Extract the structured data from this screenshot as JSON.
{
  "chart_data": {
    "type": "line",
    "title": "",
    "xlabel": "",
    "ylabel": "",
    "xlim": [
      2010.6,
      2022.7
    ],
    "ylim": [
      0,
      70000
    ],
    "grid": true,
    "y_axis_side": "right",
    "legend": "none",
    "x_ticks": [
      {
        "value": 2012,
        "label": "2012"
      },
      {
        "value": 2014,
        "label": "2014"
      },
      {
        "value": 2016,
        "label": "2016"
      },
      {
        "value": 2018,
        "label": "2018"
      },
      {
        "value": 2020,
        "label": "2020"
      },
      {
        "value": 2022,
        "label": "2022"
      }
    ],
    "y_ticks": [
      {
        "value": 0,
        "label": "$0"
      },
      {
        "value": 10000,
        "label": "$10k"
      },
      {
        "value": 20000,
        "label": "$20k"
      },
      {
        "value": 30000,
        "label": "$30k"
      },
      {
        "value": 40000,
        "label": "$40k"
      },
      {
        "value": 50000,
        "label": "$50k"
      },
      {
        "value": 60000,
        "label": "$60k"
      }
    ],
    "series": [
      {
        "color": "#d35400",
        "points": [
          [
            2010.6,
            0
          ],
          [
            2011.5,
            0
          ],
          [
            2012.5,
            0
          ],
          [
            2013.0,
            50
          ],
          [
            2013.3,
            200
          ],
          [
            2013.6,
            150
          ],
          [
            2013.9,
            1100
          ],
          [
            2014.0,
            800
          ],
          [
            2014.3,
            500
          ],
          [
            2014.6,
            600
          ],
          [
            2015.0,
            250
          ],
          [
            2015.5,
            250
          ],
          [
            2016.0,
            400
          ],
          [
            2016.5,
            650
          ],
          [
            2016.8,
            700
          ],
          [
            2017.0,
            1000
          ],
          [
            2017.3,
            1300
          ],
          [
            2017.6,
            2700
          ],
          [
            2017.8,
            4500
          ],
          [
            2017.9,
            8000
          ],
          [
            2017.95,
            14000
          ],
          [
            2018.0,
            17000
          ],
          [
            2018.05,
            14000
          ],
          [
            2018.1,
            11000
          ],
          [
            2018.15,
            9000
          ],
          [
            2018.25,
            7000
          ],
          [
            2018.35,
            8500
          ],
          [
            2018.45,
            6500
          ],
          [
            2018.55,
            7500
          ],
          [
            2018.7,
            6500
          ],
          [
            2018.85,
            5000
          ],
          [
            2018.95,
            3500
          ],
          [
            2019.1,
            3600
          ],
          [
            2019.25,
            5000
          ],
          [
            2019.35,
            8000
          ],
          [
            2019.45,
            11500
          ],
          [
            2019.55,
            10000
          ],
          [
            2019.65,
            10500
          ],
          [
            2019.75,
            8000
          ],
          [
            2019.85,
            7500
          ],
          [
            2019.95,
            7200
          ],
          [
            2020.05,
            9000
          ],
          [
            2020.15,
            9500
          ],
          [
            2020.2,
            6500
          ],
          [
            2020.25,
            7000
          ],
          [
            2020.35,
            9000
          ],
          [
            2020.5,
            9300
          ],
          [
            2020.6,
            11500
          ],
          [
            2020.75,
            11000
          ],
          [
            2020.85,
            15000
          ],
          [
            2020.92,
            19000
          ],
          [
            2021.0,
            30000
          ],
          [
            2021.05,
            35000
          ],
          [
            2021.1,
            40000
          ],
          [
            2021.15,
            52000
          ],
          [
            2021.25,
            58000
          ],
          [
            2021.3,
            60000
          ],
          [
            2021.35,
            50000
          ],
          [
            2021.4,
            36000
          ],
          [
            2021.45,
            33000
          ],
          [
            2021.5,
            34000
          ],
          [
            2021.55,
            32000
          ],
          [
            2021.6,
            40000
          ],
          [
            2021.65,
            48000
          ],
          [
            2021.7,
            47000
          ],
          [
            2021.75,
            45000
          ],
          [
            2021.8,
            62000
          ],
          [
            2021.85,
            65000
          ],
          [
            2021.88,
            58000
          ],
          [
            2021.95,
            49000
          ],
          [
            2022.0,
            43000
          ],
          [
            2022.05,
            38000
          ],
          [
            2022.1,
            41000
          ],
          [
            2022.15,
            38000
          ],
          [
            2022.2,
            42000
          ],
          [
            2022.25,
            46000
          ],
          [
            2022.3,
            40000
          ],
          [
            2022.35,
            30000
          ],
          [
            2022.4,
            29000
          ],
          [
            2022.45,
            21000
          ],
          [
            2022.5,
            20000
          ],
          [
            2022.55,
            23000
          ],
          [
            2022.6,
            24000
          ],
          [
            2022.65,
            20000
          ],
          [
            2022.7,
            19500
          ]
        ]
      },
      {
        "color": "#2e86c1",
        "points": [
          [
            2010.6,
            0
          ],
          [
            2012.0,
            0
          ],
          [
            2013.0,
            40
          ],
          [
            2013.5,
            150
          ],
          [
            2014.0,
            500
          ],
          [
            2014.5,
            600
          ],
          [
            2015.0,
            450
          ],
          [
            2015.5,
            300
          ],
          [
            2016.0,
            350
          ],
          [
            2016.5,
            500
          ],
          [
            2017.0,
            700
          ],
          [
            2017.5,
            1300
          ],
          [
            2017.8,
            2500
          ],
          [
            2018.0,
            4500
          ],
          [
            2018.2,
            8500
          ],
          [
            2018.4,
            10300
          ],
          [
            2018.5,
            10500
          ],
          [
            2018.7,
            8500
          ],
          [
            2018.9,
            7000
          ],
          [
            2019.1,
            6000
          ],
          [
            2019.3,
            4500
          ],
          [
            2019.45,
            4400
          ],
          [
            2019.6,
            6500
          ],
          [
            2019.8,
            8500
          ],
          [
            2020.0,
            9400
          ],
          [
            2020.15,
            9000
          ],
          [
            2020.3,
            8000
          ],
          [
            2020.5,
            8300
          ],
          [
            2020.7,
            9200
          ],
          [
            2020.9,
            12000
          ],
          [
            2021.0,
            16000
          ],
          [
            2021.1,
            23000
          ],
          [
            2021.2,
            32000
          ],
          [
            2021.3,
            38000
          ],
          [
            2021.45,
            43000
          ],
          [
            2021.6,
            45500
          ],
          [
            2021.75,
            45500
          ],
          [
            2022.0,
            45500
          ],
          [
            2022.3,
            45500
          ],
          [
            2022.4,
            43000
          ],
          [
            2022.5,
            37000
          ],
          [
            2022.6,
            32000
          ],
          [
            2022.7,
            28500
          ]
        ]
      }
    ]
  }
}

- [STATED EXERCISE]
Repeat all the entries word for word.

- [ANSWER TO THE EXERCISE]
Extract the structured data from this screenshot as JSON.
{
  "chart_data": {
    "type": "line",
    "title": "",
    "xlabel": "",
    "ylabel": "",
    "xlim": [
      2010.6,
      2022.7
    ],
    "ylim": [
      0,
      70000
    ],
    "grid": true,
    "y_axis_side": "right",
    "legend": "none",
    "x_ticks": [
      {
        "value": 2012,
        "label": "2012"
      },
      {
        "value": 2014,
        "label": "2014"
      },
      {
        "value": 2016,
        "label": "2016"
      },
      {
        "value": 2018,
        "label": "2018"
      },
      {
        "value": 2020,
        "label": "2020"
      },
      {
        "value": 2022,
        "label": "2022"
      }
    ],
    "y_ticks": [
      {
        "value": 0,
        "label": "$0"
      },
      {
        "value": 10000,
        "label": "$10k"
      },
      {
        "value": 20000,
        "label": "$20k"
      },
      {
        "value": 30000,
        "label": "$30k"
      },
      {
        "value": 40000,
        "label": "$40k"
      },
      {
        "value": 50000,
        "label": "$50k"
      },
      {
        "value": 60000,
        "label": "$60k"
      }
    ],
    "series": [
      {
        "color": "#d35400",
        "points": [
          [
            2010.6,
            0
          ],
          [
            2011.5,
            0
          ],
          [
            2012.5,
            0
          ],
          [
            2013.0,
            50
          ],
          [
            2013.3,
            200
          ],
          [
            2013.6,
            150
          ],
          [
            2013.9,
            1100
          ],
          [
            2014.0,
            800
          ],
          [
            2014.3,
            500
          ],
          [
            2014.6,
            600
          ],
          [
            2015.0,
            250
          ],
          [
            2015.5,
            250
          ],
          [
            2016.0,
            400
          ],
          [
            2016.5,
            650
          ],
          [
            2016.8,
            700
          ],
          [
            2017.0,
            1000
          ],
          [
            2017.3,
            1300
          ],
          [
            2017.6,
            2700
          ],
          [
            2017.8,
            4500
          ],
          [
            2017.9,
            8000
          ],
          [
            2017.95,
            14000
          ],
          [
            2018.0,
            17000
          ],
          [
            2018.05,
            14000
          ],
          [
            2018.1,
            11000
          ],
          [
            2018.15,
            9000
          ],
          [
            2018.25,
            7000
          ],
          [
            2018.35,
            8500
          ],
          [
            2018.45,
            6500
          ],
          [
            2018.55,
            7500
          ],
          [
            2018.7,
            6500
          ],
          [
            2018.85,
            5000
          ],
          [
            2018.95,
            3500
          ],
          [
            2019.1,
            3600
          ],
          [
            2019.25,
            5000
          ],
          [
            2019.35,
            8000
          ],
          [
            2019.45,
            11500
          ],
          [
            2019.55,
            10000
          ],
          [
            2019.65,
            10500
          ],
          [
            2019.75,
            8000
          ],
          [
            2019.85,
            7500
          ],
          [
            2019.95,
            7200
          ],
          [
            2020.05,
            9000
          ],
          [
            2020.15,
            9500
          ],
          [
            2020.2,
            6500
          ],
          [
            2020.25,
            7000
          ],
          [
            2020.35,
            9000
          ],
          [
            2020.5,
            9300
          ],
          [
            2020.6,
            11500
          ],
          [
            2020.75,
            11000
          ],
          [
            2020.85,
            15000
          ],
          [
            2020.92,
            19000
          ],
          [
            2021.0,
            30000
          ],
          [
            2021.05,
            35000
          ],
          [
            2021.1,
            40000
          ],
          [
            2021.15,
            52000
          ],
          [
            2021.25,
            58000
          ],
          [
            2021.3,
            60000
          ],
          [
            2021.35,
            50000
          ],
          [
            2021.4,
            36000
          ],
          [
            2021.45,
            33000
          ],
          [
            2021.5,
            34000
          ],
          [
            2021.55,
            32000
          ],
          [
            2021.6,
            40000
          ],
          [
            2021.65,
            48000
          ],
          [
            2021.7,
            47000
          ],
          [
            2021.75,
            45000
          ],
          [
            2021.8,
            62000
          ],
          [
            2021.85,
            65000
          ],
          [
            2021.88,
            58000
          ],
          [
            2021.95,
            49000
          ],
          [
            2022.0,
            43000
          ],
          [
            2022.05,
            38000
          ],
          [
            2022.1,
            41000
          ],
          [
            2022.15,
            38000
          ],
          [
            2022.2,
            42000
          ],
          [
            2022.25,
            46000
          ],
          [
            2022.3,
            40000
          ],
          [
            2022.35,
            30000
          ],
          [
            2022.4,
            29000
          ],
          [
            2022.45,
            21000
          ],
          [
            2022.5,
            20000
          ],
          [
            2022.55,
            23000
          ],
          [
            2022.6,
            24000
          ],
          [
            2022.65,
            20000
          ],
          [
            2022.7,
            19500
          ]
        ]
      },
      {
        "color": "#2e86c1",
        "points": [
          [
            2010.6,
            0
          ],
          [
            2012.0,
            0
          ],
          [
            2013.0,
            40
          ],
          [
            2013.5,
            150
          ],
          [
            2014.0,
            500
          ],
          [
            2014.5,
            600
          ],
          [
            2015.0,
            450
          ],
          [
            2015.5,
            300
          ],
          [
            2016.0,
            350
          ],
          [
            2016.5,
            500
          ],
          [
            2017.0,
            700
          ],
          [
            2017.5,
            1300
          ],
          [
            2017.8,
            2500
          ],
          [
            2018.0,
            4500
          ],
          [
            2018.2,
            8500
          ],
          [
            2018.4,
            10300
          ],
          [
            2018.5,
            10500
          ],
          [
            2018.7,
            8500
          ],
          [
            2018.9,
            7000
          ],
          [
            2019.1,
            6000
          ],
          [
            2019.3,
            4500
          ],
          [
            2019.45,
            4400
          ],
          [
            2019.6,
            6500
          ],
          [
            2019.8,
            8500
          ],
          [
            2020.0,
            9400
          ],
          [
            2020.15,
            9000
          ],
          [
            2020.3,
            8000
          ],
          [
            2020.5,
            8300
          ],
          [
            2020.7,
            9200
          ],
          [
            2020.9,
            12000
          ],
          [
            2021.0,
            16000
          ],
          [
            2021.1,
            23000
          ],
          [
            2021.2,
            32000
          ],
          [
            2021.3,
            38000
          ],
          [
            2021.45,
            43000
          ],
          [
            2021.6,
            45500
          ],
          [
            2021.75,
            45500
          ],
          [
            2022.0,
            45500
          ],
          [
            2022.3,
            45500
          ],
          [
            2022.4,
            43000
          ],
          [
            2022.5,
            37000
          ],
          [
            2022.6,
            32000
          ],
          [
            2022.7,
            28500
          ]
        ]
      }
    ]
  }
}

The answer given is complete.